WRITTEN PROBLEM = Pull out every line below containing the word "this".

## START MATERIAL SHOWN

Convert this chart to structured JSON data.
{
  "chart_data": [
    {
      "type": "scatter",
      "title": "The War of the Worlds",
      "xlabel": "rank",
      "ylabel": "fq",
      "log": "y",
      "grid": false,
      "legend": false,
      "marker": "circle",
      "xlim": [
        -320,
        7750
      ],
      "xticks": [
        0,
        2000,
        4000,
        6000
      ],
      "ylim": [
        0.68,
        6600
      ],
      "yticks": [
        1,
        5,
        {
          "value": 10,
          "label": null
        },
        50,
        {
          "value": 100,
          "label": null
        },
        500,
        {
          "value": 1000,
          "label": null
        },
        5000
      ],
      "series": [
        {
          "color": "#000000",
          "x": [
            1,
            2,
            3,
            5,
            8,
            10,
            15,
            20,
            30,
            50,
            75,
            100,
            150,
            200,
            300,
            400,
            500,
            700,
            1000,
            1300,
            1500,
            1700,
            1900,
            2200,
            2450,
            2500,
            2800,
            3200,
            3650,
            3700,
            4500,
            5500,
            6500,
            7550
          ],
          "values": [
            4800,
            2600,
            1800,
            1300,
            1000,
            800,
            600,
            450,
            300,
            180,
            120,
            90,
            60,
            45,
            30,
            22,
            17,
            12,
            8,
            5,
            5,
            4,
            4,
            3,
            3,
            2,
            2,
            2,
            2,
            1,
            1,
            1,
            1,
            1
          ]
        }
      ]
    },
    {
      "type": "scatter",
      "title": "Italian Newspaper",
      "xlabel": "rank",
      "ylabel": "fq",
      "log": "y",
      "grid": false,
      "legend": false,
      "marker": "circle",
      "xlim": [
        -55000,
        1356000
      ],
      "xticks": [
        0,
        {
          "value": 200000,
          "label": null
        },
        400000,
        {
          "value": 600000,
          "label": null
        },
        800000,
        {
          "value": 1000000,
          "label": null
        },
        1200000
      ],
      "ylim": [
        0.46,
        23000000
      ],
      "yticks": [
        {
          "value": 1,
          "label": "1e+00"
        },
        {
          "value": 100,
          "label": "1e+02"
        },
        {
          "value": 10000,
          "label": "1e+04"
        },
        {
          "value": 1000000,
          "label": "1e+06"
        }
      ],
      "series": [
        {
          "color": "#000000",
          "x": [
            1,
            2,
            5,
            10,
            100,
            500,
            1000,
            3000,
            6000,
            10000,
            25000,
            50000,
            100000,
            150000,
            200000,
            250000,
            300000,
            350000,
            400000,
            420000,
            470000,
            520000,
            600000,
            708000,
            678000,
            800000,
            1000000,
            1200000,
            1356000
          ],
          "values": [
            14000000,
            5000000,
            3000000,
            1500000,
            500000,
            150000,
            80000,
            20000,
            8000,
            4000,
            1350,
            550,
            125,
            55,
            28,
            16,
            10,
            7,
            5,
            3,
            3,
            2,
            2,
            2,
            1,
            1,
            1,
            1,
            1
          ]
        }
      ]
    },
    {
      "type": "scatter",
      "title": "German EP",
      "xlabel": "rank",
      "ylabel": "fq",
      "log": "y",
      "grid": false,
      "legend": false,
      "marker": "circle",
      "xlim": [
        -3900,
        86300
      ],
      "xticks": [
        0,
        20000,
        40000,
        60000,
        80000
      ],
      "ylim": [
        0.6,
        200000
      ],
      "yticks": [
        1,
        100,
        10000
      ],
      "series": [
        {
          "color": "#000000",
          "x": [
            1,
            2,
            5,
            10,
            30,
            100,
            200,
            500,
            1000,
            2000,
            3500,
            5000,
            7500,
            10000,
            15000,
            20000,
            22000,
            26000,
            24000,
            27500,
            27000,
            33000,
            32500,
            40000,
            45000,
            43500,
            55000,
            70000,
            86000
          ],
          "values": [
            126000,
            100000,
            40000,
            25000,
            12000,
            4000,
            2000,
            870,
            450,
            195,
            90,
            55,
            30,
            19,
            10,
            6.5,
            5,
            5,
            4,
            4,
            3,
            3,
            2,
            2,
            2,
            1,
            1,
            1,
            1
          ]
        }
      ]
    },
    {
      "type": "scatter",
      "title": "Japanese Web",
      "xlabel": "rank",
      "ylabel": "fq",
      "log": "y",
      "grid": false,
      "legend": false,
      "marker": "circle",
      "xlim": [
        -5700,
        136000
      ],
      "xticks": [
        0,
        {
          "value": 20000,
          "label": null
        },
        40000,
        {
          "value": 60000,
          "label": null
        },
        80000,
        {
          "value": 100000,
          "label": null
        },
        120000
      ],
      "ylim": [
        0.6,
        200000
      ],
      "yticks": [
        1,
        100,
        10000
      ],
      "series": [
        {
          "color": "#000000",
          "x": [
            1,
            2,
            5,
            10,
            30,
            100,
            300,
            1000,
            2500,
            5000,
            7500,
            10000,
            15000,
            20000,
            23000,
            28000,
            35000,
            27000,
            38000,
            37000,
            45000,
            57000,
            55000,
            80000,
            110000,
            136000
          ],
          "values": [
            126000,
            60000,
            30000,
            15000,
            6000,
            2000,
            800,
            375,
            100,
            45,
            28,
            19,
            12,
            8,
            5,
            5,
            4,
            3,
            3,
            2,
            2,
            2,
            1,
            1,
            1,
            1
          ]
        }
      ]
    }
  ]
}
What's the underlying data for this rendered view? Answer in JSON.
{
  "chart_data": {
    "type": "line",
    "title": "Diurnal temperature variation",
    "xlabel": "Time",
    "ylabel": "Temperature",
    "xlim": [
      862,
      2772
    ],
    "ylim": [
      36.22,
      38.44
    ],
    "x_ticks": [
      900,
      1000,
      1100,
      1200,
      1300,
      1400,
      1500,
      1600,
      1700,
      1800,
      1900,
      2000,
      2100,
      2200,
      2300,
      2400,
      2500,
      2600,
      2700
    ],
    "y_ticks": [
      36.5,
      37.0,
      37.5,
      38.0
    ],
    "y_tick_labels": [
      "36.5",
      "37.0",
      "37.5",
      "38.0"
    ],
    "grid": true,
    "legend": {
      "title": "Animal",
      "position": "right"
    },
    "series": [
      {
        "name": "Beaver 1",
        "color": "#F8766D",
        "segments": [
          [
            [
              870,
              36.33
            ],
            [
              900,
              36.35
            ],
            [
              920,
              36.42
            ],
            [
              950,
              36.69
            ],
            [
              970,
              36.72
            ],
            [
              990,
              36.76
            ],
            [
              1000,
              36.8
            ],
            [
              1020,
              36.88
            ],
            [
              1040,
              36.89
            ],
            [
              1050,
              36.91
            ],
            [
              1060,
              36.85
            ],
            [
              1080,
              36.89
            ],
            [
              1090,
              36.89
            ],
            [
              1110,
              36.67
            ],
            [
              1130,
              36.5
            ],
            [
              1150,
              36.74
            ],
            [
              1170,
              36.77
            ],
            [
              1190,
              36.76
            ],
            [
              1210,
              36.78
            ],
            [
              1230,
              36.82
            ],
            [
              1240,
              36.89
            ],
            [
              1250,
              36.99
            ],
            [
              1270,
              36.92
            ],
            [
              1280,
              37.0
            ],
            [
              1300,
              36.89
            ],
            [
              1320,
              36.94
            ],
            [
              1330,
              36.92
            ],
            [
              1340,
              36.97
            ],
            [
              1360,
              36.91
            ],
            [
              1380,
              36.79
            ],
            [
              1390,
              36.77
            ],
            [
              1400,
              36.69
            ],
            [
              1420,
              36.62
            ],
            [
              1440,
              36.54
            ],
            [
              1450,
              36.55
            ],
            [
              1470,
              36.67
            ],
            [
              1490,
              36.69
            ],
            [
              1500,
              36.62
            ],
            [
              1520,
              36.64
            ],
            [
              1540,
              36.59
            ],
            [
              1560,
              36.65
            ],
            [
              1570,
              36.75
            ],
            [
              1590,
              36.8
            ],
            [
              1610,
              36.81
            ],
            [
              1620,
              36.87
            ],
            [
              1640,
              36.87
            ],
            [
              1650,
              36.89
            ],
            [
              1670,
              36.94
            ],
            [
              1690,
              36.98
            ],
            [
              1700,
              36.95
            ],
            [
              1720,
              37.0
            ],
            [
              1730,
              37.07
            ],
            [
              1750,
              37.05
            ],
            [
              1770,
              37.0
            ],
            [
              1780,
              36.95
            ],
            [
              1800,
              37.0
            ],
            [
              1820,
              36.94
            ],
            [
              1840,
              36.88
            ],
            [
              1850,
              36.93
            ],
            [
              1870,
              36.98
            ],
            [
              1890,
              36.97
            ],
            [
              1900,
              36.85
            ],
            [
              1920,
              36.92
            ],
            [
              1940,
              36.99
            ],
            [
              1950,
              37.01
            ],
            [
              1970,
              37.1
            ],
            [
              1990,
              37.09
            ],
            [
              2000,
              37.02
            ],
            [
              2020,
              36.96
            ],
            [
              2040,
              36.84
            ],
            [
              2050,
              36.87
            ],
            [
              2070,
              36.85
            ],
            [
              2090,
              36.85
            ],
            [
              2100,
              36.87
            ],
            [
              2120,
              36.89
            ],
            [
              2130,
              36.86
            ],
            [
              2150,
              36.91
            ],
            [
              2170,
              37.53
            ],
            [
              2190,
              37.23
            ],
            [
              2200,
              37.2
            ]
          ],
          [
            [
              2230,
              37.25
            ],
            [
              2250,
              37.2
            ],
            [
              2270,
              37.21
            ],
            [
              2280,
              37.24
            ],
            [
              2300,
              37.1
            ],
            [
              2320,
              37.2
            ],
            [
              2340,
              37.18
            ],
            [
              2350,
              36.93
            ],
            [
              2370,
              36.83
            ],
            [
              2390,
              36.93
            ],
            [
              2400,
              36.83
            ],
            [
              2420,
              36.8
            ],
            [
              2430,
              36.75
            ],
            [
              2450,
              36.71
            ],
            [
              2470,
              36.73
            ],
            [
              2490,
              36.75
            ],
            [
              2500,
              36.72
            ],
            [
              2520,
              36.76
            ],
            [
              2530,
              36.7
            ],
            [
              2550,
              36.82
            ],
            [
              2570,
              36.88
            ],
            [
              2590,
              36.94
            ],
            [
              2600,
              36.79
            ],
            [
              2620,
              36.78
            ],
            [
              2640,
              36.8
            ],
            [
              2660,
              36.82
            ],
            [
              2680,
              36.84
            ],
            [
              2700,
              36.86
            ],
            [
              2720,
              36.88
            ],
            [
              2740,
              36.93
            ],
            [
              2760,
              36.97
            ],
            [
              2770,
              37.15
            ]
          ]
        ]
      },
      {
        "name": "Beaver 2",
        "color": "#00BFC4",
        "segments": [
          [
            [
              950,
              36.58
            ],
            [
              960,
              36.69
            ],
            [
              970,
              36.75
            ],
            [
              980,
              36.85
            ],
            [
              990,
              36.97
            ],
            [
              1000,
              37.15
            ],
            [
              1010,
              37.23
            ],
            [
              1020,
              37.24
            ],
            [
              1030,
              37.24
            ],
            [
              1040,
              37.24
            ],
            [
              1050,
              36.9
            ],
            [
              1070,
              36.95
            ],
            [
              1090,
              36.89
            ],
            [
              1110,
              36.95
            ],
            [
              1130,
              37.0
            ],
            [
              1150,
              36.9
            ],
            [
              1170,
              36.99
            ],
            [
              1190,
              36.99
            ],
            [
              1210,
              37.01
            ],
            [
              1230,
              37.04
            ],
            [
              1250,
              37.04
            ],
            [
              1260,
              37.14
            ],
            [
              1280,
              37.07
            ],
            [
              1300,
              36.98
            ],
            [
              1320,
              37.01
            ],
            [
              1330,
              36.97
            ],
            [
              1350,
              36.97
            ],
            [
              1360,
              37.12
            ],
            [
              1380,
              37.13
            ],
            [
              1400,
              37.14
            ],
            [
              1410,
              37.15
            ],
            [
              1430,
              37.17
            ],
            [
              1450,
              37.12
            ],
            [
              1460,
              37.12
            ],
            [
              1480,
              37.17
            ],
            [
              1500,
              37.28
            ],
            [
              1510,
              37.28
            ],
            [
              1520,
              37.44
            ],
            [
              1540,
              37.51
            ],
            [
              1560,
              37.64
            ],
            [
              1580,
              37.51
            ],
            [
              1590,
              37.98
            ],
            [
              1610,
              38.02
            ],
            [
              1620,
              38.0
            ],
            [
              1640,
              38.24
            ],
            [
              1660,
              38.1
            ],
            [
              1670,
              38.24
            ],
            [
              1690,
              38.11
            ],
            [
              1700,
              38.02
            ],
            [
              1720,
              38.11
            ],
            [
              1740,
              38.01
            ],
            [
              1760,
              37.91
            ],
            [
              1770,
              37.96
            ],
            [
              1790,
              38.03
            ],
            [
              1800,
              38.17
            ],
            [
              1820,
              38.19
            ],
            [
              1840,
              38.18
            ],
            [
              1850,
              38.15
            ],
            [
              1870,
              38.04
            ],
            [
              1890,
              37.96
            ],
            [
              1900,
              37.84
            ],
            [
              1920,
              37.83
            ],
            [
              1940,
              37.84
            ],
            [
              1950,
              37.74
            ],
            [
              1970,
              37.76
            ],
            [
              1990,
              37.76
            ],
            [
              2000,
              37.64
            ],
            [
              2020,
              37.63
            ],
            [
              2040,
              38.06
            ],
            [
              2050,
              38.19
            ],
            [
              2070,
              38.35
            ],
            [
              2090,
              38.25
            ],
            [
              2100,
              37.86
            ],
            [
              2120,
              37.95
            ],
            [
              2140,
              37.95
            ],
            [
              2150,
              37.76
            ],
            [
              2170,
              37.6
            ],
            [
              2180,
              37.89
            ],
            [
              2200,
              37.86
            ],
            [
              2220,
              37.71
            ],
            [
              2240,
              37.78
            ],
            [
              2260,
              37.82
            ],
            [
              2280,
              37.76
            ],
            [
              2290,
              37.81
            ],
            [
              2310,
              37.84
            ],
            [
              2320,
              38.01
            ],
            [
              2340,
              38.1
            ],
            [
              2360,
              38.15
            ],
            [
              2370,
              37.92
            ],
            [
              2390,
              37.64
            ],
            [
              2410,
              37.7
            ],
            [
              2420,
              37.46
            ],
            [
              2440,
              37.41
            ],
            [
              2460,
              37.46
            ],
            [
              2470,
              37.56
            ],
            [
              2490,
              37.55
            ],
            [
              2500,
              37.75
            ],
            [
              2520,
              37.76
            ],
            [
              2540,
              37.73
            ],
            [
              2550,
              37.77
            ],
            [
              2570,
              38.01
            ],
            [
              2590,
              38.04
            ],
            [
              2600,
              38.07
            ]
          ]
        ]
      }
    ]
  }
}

## END MATERIAL SHOWN

WRITTEN SOLUTION =
Convert this chart to structured JSON data.
What's the underlying data for this rendered view? Answer in JSON.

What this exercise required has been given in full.